— PROBLEM —
Transcribe the entries that follow exactly as they appear, minus pictures.

Figure data in JSON
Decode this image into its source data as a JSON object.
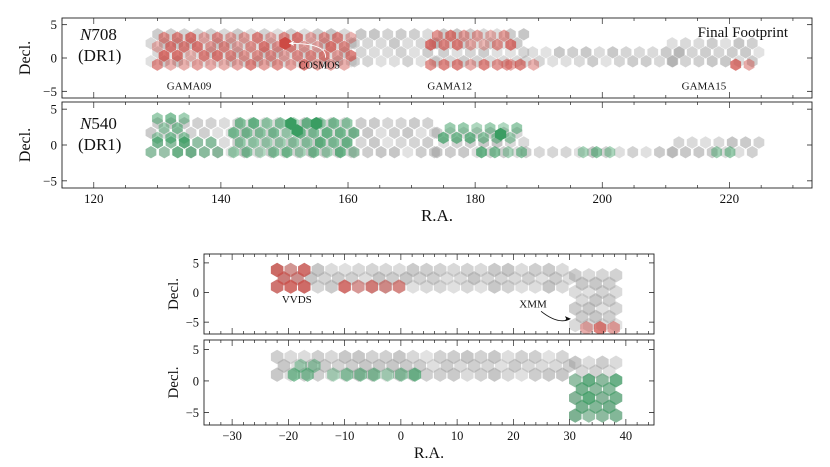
{
  "chart_data": [
    {
      "type": "scatter",
      "panel": "top-upper",
      "ylabel": "Decl.",
      "xlim": [
        115,
        233
      ],
      "ylim": [
        -6,
        6
      ],
      "yticks": [
        5,
        0,
        -5
      ],
      "xticks": [
        120,
        140,
        160,
        180,
        200,
        220
      ],
      "filter_label": {
        "italic": "N",
        "name": "708",
        "release": "(DR1)"
      },
      "corner_text": "Final Footprint",
      "field_labels": [
        {
          "text": "GAMA09",
          "x": 135,
          "y": -4.7
        },
        {
          "text": "GAMA12",
          "x": 176,
          "y": -4.7
        },
        {
          "text": "GAMA15",
          "x": 216,
          "y": -4.7
        }
      ],
      "annotation": {
        "text": "COSMOS",
        "x": 155.5,
        "y": -1.6,
        "point": [
          150.1,
          2.2
        ]
      },
      "regions": {
        "gray": [
          [
            129,
            161,
            -0.5,
            4
          ],
          [
            161,
            174,
            -0.5,
            4
          ],
          [
            174,
            188,
            -0.5,
            4
          ],
          [
            188,
            213,
            -0.5,
            1.5
          ],
          [
            211,
            225,
            -0.5,
            2.5
          ]
        ],
        "highlight": [
          [
            130,
            161,
            -1,
            4
          ],
          [
            173,
            186,
            2,
            4
          ],
          [
            173,
            186,
            -1,
            0
          ],
          [
            185,
            190,
            -1,
            0
          ],
          [
            221,
            225,
            -1,
            0
          ]
        ],
        "special": [
          [
            150.1,
            2.2
          ]
        ]
      },
      "series": [
        {
          "name": "Final Footprint",
          "color": "#a0a0a0"
        },
        {
          "name": "N708 (DR1)",
          "color": "#cd4a44"
        }
      ]
    },
    {
      "type": "scatter",
      "panel": "top-lower",
      "ylabel": "Decl.",
      "xlabel": "R.A.",
      "xlim": [
        115,
        233
      ],
      "ylim": [
        -6,
        6
      ],
      "yticks": [
        5,
        0,
        -5
      ],
      "xticks": [
        120,
        140,
        160,
        180,
        200,
        220
      ],
      "filter_label": {
        "italic": "N",
        "name": "540",
        "release": "(DR1)"
      },
      "regions": {
        "gray": [
          [
            129,
            161,
            -1,
            4
          ],
          [
            161,
            174,
            -1,
            4
          ],
          [
            174,
            188,
            -1,
            3
          ],
          [
            188,
            213,
            -1,
            0
          ],
          [
            211,
            225,
            -1,
            1.5
          ]
        ],
        "highlight": [
          [
            130,
            135,
            1,
            4
          ],
          [
            129,
            140,
            -1,
            0.5
          ],
          [
            142,
            161,
            -1,
            4
          ],
          [
            175,
            187,
            1,
            3
          ],
          [
            181,
            188,
            -1,
            0
          ],
          [
            218,
            222,
            -1,
            0
          ],
          [
            197,
            202,
            -1,
            0
          ]
        ],
        "special": [
          [
            152,
            2
          ],
          [
            155,
            3
          ],
          [
            151,
            3
          ],
          [
            184,
            1.5
          ]
        ]
      },
      "series": [
        {
          "name": "Final Footprint",
          "color": "#a0a0a0"
        },
        {
          "name": "N540 (DR1)",
          "color": "#3a9d62"
        }
      ]
    },
    {
      "type": "scatter",
      "panel": "bottom-upper",
      "ylabel": "Decl.",
      "xlim": [
        -35,
        45
      ],
      "ylim": [
        -7,
        6.5
      ],
      "yticks": [
        5,
        0,
        -5
      ],
      "xticks": [
        -30,
        -20,
        -10,
        0,
        10,
        20,
        30,
        40
      ],
      "field_labels": [
        {
          "text": "VVDS",
          "x": -18.5,
          "y": -1.8
        },
        {
          "text": "XMM",
          "x": 23.5,
          "y": -2.5
        }
      ],
      "annotation": {
        "text": "XMM",
        "x": 23.5,
        "y": -2.5,
        "point": [
          30.5,
          -4.4
        ]
      },
      "regions": {
        "gray": [
          [
            -22,
            30,
            1,
            4
          ],
          [
            31,
            39,
            -5.5,
            4
          ]
        ],
        "highlight": [
          [
            -22,
            -17,
            1,
            4
          ],
          [
            -10,
            0,
            1,
            1
          ],
          [
            33,
            39,
            -6,
            -5
          ]
        ],
        "special": []
      },
      "series": [
        {
          "name": "Final Footprint",
          "color": "#a0a0a0"
        },
        {
          "name": "N708 (DR1)",
          "color": "#cd4a44"
        }
      ]
    },
    {
      "type": "scatter",
      "panel": "bottom-lower",
      "ylabel": "Decl.",
      "xlabel": "R.A.",
      "xlim": [
        -35,
        45
      ],
      "ylim": [
        -7,
        6.5
      ],
      "yticks": [
        5,
        0,
        -5
      ],
      "xticks": [
        -30,
        -20,
        -10,
        0,
        10,
        20,
        30,
        40
      ],
      "regions": {
        "gray": [
          [
            -22,
            30,
            1,
            4
          ],
          [
            31,
            39,
            -5.5,
            4
          ]
        ],
        "highlight": [
          [
            -19,
            -15,
            1,
            3
          ],
          [
            -12,
            3,
            1,
            1
          ],
          [
            31,
            39,
            -5.5,
            1
          ]
        ],
        "special": []
      },
      "series": [
        {
          "name": "Final Footprint",
          "color": "#a0a0a0"
        },
        {
          "name": "N540 (DR1)",
          "color": "#3a9d62"
        }
      ]
    }
  ],
  "colors": {
    "gray": "#a0a0a0",
    "red": "#cd4a44",
    "green": "#3a9d62",
    "corner": "#999999"
  }
}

— EXERCISE OUTPUT —
Decode this image into its source data as a JSON object.
{
  "chart_data": [
    {
      "type": "scatter",
      "panel": "top-upper",
      "ylabel": "Decl.",
      "xlim": [
        115,
        233
      ],
      "ylim": [
        -6,
        6
      ],
      "yticks": [
        5,
        0,
        -5
      ],
      "xticks": [
        120,
        140,
        160,
        180,
        200,
        220
      ],
      "filter_label": {
        "italic": "N",
        "name": "708",
        "release": "(DR1)"
      },
      "corner_text": "Final Footprint",
      "field_labels": [
        {
          "text": "GAMA09",
          "x": 135,
          "y": -4.7
        },
        {
          "text": "GAMA12",
          "x": 176,
          "y": -4.7
        },
        {
          "text": "GAMA15",
          "x": 216,
          "y": -4.7
        }
      ],
      "annotation": {
        "text": "COSMOS",
        "x": 155.5,
        "y": -1.6,
        "point": [
          150.1,
          2.2
        ]
      },
      "regions": {
        "gray": [
          [
            129,
            161,
            -0.5,
            4
          ],
          [
            161,
            174,
            -0.5,
            4
          ],
          [
            174,
            188,
            -0.5,
            4
          ],
          [
            188,
            213,
            -0.5,
            1.5
          ],
          [
            211,
            225,
            -0.5,
            2.5
          ]
        ],
        "highlight": [
          [
            130,
            161,
            -1,
            4
          ],
          [
            173,
            186,
            2,
            4
          ],
          [
            173,
            186,
            -1,
            0
          ],
          [
            185,
            190,
            -1,
            0
          ],
          [
            221,
            225,
            -1,
            0
          ]
        ],
        "special": [
          [
            150.1,
            2.2
          ]
        ]
      },
      "series": [
        {
          "name": "Final Footprint",
          "color": "#a0a0a0"
        },
        {
          "name": "N708 (DR1)",
          "color": "#cd4a44"
        }
      ]
    },
    {
      "type": "scatter",
      "panel": "top-lower",
      "ylabel": "Decl.",
      "xlabel": "R.A.",
      "xlim": [
        115,
        233
      ],
      "ylim": [
        -6,
        6
      ],
      "yticks": [
        5,
        0,
        -5
      ],
      "xticks": [
        120,
        140,
        160,
        180,
        200,
        220
      ],
      "filter_label": {
        "italic": "N",
        "name": "540",
        "release": "(DR1)"
      },
      "regions": {
        "gray": [
          [
            129,
            161,
            -1,
            4
          ],
          [
            161,
            174,
            -1,
            4
          ],
          [
            174,
            188,
            -1,
            3
          ],
          [
            188,
            213,
            -1,
            0
          ],
          [
            211,
            225,
            -1,
            1.5
          ]
        ],
        "highlight": [
          [
            130,
            135,
            1,
            4
          ],
          [
            129,
            140,
            -1,
            0.5
          ],
          [
            142,
            161,
            -1,
            4
          ],
          [
            175,
            187,
            1,
            3
          ],
          [
            181,
            188,
            -1,
            0
          ],
          [
            218,
            222,
            -1,
            0
          ],
          [
            197,
            202,
            -1,
            0
          ]
        ],
        "special": [
          [
            152,
            2
          ],
          [
            155,
            3
          ],
          [
            151,
            3
          ],
          [
            184,
            1.5
          ]
        ]
      },
      "series": [
        {
          "name": "Final Footprint",
          "color": "#a0a0a0"
        },
        {
          "name": "N540 (DR1)",
          "color": "#3a9d62"
        }
      ]
    },
    {
      "type": "scatter",
      "panel": "bottom-upper",
      "ylabel": "Decl.",
      "xlim": [
        -35,
        45
      ],
      "ylim": [
        -7,
        6.5
      ],
      "yticks": [
        5,
        0,
        -5
      ],
      "xticks": [
        -30,
        -20,
        -10,
        0,
        10,
        20,
        30,
        40
      ],
      "field_labels": [
        {
          "text": "VVDS",
          "x": -18.5,
          "y": -1.8
        },
        {
          "text": "XMM",
          "x": 23.5,
          "y": -2.5
        }
      ],
      "annotation": {
        "text": "XMM",
        "x": 23.5,
        "y": -2.5,
        "point": [
          30.5,
          -4.4
        ]
      },
      "regions": {
        "gray": [
          [
            -22,
            30,
            1,
            4
          ],
          [
            31,
            39,
            -5.5,
            4
          ]
        ],
        "highlight": [
          [
            -22,
            -17,
            1,
            4
          ],
          [
            -10,
            0,
            1,
            1
          ],
          [
            33,
            39,
            -6,
            -5
          ]
        ],
        "special": []
      },
      "series": [
        {
          "name": "Final Footprint",
          "color": "#a0a0a0"
        },
        {
          "name": "N708 (DR1)",
          "color": "#cd4a44"
        }
      ]
    },
    {
      "type": "scatter",
      "panel": "bottom-lower",
      "ylabel": "Decl.",
      "xlabel": "R.A.",
      "xlim": [
        -35,
        45
      ],
      "ylim": [
        -7,
        6.5
      ],
      "yticks": [
        5,
        0,
        -5
      ],
      "xticks": [
        -30,
        -20,
        -10,
        0,
        10,
        20,
        30,
        40
      ],
      "regions": {
        "gray": [
          [
            -22,
            30,
            1,
            4
          ],
          [
            31,
            39,
            -5.5,
            4
          ]
        ],
        "highlight": [
          [
            -19,
            -15,
            1,
            3
          ],
          [
            -12,
            3,
            1,
            1
          ],
          [
            31,
            39,
            -5.5,
            1
          ]
        ],
        "special": []
      },
      "series": [
        {
          "name": "Final Footprint",
          "color": "#a0a0a0"
        },
        {
          "name": "N540 (DR1)",
          "color": "#3a9d62"
        }
      ]
    }
  ],
  "colors": {
    "gray": "#a0a0a0",
    "red": "#cd4a44",
    "green": "#3a9d62",
    "corner": "#999999"
  }
}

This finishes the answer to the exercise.